» Exercise requirements: Please report every line from the material that contains the word "tutti".

» Dataset records:
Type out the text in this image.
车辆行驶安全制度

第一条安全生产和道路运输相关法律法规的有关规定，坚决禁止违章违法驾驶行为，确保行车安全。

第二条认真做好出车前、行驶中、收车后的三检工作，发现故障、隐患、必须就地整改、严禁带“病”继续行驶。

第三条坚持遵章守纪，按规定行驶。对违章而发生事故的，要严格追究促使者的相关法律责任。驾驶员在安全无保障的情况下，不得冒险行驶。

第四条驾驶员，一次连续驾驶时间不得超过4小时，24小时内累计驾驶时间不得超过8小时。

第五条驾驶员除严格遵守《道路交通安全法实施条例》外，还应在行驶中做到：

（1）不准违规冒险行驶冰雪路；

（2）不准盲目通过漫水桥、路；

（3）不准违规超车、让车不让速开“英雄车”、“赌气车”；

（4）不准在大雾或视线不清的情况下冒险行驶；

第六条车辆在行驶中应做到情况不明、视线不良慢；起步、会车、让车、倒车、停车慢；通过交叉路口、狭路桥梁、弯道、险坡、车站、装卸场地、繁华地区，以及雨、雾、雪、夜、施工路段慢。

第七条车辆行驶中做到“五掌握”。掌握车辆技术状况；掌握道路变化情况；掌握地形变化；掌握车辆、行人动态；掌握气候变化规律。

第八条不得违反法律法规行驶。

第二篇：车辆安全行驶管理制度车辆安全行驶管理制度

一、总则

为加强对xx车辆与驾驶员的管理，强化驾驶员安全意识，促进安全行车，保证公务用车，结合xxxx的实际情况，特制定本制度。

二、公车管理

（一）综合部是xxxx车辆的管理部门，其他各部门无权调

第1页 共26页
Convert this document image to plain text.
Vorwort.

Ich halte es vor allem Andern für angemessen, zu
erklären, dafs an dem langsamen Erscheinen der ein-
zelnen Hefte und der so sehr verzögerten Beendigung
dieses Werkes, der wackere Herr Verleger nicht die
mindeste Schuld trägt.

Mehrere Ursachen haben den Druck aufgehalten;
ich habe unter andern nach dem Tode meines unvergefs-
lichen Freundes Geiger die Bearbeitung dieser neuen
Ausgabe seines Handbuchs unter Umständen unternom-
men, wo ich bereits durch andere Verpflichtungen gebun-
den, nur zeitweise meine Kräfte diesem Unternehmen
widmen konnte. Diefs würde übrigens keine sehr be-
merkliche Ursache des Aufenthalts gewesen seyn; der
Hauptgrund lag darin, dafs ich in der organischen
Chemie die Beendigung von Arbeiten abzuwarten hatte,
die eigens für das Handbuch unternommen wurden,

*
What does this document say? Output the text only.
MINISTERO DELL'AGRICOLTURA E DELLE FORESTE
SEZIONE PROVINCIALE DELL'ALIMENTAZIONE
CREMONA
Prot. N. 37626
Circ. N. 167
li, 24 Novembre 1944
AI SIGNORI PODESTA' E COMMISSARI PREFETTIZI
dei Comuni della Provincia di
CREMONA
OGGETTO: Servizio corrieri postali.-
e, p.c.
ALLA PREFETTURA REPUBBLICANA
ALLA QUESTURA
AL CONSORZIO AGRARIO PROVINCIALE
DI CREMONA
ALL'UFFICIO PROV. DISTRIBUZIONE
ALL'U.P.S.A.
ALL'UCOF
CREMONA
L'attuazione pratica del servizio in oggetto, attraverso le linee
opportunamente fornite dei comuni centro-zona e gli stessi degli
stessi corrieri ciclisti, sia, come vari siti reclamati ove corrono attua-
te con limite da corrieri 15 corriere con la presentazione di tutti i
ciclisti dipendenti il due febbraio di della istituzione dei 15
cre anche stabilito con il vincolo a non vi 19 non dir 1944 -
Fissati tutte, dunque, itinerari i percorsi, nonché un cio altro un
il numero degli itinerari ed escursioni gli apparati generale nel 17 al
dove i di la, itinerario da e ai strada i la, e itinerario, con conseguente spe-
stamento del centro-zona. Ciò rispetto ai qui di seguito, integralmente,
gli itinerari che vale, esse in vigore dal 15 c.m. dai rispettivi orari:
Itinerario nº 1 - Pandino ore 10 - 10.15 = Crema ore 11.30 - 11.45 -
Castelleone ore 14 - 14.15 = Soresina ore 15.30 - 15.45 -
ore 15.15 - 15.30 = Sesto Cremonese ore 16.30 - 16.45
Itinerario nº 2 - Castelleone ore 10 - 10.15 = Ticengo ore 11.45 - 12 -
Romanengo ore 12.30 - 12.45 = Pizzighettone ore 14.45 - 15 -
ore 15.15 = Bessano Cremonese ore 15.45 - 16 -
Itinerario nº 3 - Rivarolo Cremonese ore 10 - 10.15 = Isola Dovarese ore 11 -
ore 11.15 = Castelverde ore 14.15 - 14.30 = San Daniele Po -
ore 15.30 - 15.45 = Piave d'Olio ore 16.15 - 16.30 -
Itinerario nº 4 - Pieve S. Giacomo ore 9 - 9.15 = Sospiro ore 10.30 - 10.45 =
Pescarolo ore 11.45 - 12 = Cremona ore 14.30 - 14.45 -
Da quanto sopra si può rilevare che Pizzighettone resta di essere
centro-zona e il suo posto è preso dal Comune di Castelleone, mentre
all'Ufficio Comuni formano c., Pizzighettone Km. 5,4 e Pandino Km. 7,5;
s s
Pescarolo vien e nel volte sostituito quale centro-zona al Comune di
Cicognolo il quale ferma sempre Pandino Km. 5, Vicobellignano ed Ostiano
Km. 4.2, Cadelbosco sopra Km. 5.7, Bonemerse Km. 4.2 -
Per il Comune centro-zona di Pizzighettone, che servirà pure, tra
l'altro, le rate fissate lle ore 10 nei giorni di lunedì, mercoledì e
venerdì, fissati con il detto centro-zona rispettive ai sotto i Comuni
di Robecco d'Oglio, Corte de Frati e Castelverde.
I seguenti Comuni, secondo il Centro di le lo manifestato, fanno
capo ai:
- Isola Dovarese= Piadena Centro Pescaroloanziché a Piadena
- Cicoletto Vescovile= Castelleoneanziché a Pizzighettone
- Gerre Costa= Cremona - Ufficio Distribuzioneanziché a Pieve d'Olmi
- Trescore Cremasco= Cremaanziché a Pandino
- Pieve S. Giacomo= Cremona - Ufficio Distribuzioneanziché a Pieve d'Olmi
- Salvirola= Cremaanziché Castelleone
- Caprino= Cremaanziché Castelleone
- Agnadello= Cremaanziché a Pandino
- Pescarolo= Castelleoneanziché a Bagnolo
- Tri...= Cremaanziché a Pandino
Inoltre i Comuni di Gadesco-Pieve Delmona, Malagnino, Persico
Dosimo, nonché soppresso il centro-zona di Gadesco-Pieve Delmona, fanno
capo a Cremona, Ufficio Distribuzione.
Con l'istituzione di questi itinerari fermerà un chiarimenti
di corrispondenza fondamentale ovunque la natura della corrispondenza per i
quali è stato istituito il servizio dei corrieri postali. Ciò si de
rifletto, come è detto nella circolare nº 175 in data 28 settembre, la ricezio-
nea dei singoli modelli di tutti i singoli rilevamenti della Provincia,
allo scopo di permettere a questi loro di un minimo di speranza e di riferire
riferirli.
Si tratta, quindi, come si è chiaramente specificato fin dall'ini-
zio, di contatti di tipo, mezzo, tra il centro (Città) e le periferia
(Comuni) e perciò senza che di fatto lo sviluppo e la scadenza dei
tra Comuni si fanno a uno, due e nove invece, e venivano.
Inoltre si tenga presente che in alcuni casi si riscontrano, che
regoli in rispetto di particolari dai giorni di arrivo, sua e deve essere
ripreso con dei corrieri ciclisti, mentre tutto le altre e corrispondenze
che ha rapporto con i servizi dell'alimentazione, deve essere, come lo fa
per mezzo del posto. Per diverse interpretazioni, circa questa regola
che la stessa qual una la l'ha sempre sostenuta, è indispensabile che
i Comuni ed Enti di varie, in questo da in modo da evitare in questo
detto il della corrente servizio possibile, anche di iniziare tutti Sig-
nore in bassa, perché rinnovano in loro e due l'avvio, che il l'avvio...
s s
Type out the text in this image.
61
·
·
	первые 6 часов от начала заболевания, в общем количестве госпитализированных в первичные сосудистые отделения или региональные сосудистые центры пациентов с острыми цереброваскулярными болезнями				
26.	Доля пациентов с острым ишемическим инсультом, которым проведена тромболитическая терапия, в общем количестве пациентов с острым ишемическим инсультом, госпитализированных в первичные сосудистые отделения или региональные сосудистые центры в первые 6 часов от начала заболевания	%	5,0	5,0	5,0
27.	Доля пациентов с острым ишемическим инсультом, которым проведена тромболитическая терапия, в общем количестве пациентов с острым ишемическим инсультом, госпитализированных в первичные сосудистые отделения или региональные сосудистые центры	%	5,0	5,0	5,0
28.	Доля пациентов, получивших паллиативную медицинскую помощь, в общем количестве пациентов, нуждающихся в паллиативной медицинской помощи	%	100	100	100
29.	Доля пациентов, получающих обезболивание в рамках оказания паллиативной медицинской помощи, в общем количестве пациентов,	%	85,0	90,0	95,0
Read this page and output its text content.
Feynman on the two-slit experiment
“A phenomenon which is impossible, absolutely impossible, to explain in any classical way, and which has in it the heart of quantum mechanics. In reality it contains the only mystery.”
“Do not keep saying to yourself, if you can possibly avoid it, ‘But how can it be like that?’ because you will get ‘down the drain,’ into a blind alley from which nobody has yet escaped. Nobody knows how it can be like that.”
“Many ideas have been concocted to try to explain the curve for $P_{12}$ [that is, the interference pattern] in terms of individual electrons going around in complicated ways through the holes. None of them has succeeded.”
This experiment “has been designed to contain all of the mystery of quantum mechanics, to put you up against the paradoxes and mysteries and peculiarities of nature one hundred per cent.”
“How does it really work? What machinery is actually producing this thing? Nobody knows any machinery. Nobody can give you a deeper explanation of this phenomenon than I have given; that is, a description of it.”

» Written solution:
te con limite da corrieri 15 corriere con la presentazione di tutti i
nea dei singoli modelli di tutti i singoli rilevamenti della Provincia,
detto il della corrente servizio possibile, anche di iniziare tutti Sig-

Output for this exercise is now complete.